(Stored records)
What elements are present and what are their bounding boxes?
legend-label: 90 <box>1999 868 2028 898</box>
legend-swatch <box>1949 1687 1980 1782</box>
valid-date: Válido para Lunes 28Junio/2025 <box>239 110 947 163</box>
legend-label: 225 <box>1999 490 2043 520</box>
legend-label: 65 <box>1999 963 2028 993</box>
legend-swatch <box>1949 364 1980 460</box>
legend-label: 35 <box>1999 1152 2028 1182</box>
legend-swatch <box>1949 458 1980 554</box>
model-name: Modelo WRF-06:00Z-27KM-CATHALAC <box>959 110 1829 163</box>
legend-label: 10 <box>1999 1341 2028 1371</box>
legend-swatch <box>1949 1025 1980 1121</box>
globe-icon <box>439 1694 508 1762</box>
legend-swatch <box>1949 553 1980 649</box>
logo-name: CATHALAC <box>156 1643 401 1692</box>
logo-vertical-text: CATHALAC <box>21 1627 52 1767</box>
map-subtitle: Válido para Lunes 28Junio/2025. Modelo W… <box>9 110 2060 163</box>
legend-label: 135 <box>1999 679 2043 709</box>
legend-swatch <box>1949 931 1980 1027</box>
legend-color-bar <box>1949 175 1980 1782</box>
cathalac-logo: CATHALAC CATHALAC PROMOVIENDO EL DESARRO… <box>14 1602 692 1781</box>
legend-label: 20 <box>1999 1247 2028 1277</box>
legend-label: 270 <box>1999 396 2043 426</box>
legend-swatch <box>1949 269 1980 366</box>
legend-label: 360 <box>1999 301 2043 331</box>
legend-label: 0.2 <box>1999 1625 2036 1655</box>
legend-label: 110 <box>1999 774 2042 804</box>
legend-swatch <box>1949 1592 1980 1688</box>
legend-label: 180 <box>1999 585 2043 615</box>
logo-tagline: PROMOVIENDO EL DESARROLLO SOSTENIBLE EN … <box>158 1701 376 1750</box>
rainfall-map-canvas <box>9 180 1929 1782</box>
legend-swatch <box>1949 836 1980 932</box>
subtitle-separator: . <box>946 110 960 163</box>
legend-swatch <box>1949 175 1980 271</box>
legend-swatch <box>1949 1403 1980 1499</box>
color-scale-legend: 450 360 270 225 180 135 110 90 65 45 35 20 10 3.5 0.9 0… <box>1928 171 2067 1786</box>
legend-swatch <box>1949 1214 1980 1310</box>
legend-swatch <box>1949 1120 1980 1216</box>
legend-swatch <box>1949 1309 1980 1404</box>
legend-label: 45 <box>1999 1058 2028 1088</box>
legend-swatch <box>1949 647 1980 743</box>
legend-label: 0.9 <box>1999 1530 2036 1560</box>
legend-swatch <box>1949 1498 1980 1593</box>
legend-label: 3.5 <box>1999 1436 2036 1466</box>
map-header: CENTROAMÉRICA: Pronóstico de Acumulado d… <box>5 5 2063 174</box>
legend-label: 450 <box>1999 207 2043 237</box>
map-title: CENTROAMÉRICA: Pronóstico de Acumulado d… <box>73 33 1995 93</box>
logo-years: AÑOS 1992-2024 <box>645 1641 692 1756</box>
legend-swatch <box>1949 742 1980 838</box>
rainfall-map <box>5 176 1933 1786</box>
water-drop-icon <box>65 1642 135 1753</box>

● What the exercise asks
Please rewrite the material above, putting "legend-chip" wherever "legend-swatch" appears and leaving everything else unchanged.

● Solution to this exercise
What elements are present and what are their bounding boxes?
legend-label: 90 <box>1999 868 2028 898</box>
legend-chip <box>1949 1687 1980 1782</box>
valid-date: Válido para Lunes 28Junio/2025 <box>239 110 947 163</box>
legend-label: 225 <box>1999 490 2043 520</box>
legend-label: 65 <box>1999 963 2028 993</box>
legend-chip <box>1949 364 1980 460</box>
legend-label: 35 <box>1999 1152 2028 1182</box>
legend-chip <box>1949 458 1980 554</box>
model-name: Modelo WRF-06:00Z-27KM-CATHALAC <box>959 110 1829 163</box>
legend-label: 10 <box>1999 1341 2028 1371</box>
legend-chip <box>1949 1025 1980 1121</box>
globe-icon <box>439 1694 508 1762</box>
legend-chip <box>1949 553 1980 649</box>
logo-name: CATHALAC <box>156 1643 401 1692</box>
logo-vertical-text: CATHALAC <box>21 1627 52 1767</box>
map-subtitle: Válido para Lunes 28Junio/2025. Modelo W… <box>9 110 2060 163</box>
legend-label: 135 <box>1999 679 2043 709</box>
legend-chip <box>1949 931 1980 1027</box>
legend-color-bar <box>1949 175 1980 1782</box>
cathalac-logo: CATHALAC CATHALAC PROMOVIENDO EL DESARRO… <box>14 1602 692 1781</box>
legend-label: 20 <box>1999 1247 2028 1277</box>
legend-label: 270 <box>1999 396 2043 426</box>
legend-chip <box>1949 269 1980 366</box>
legend-label: 360 <box>1999 301 2043 331</box>
legend-label: 0.2 <box>1999 1625 2036 1655</box>
legend-label: 110 <box>1999 774 2042 804</box>
legend-chip <box>1949 1592 1980 1688</box>
legend-label: 180 <box>1999 585 2043 615</box>
logo-tagline: PROMOVIENDO EL DESARROLLO SOSTENIBLE EN … <box>158 1701 376 1750</box>
rainfall-map-canvas <box>9 180 1929 1782</box>
legend-chip <box>1949 836 1980 932</box>
subtitle-separator: . <box>946 110 960 163</box>
legend-chip <box>1949 175 1980 271</box>
legend-chip <box>1949 1403 1980 1499</box>
color-scale-legend: 450 360 270 225 180 135 110 90 65 45 35 20 10 3.5 0.9 0… <box>1928 171 2067 1786</box>
legend-chip <box>1949 1214 1980 1310</box>
legend-chip <box>1949 1120 1980 1216</box>
legend-chip <box>1949 1309 1980 1404</box>
legend-label: 45 <box>1999 1058 2028 1088</box>
legend-chip <box>1949 647 1980 743</box>
legend-label: 0.9 <box>1999 1530 2036 1560</box>
legend-chip <box>1949 1498 1980 1593</box>
legend-label: 3.5 <box>1999 1436 2036 1466</box>
map-header: CENTROAMÉRICA: Pronóstico de Acumulado d… <box>5 5 2063 174</box>
legend-label: 450 <box>1999 207 2043 237</box>
map-title: CENTROAMÉRICA: Pronóstico de Acumulado d… <box>73 33 1995 93</box>
logo-years: AÑOS 1992-2024 <box>645 1641 692 1756</box>
legend-chip <box>1949 742 1980 838</box>
rainfall-map <box>5 176 1933 1786</box>
water-drop-icon <box>65 1642 135 1753</box>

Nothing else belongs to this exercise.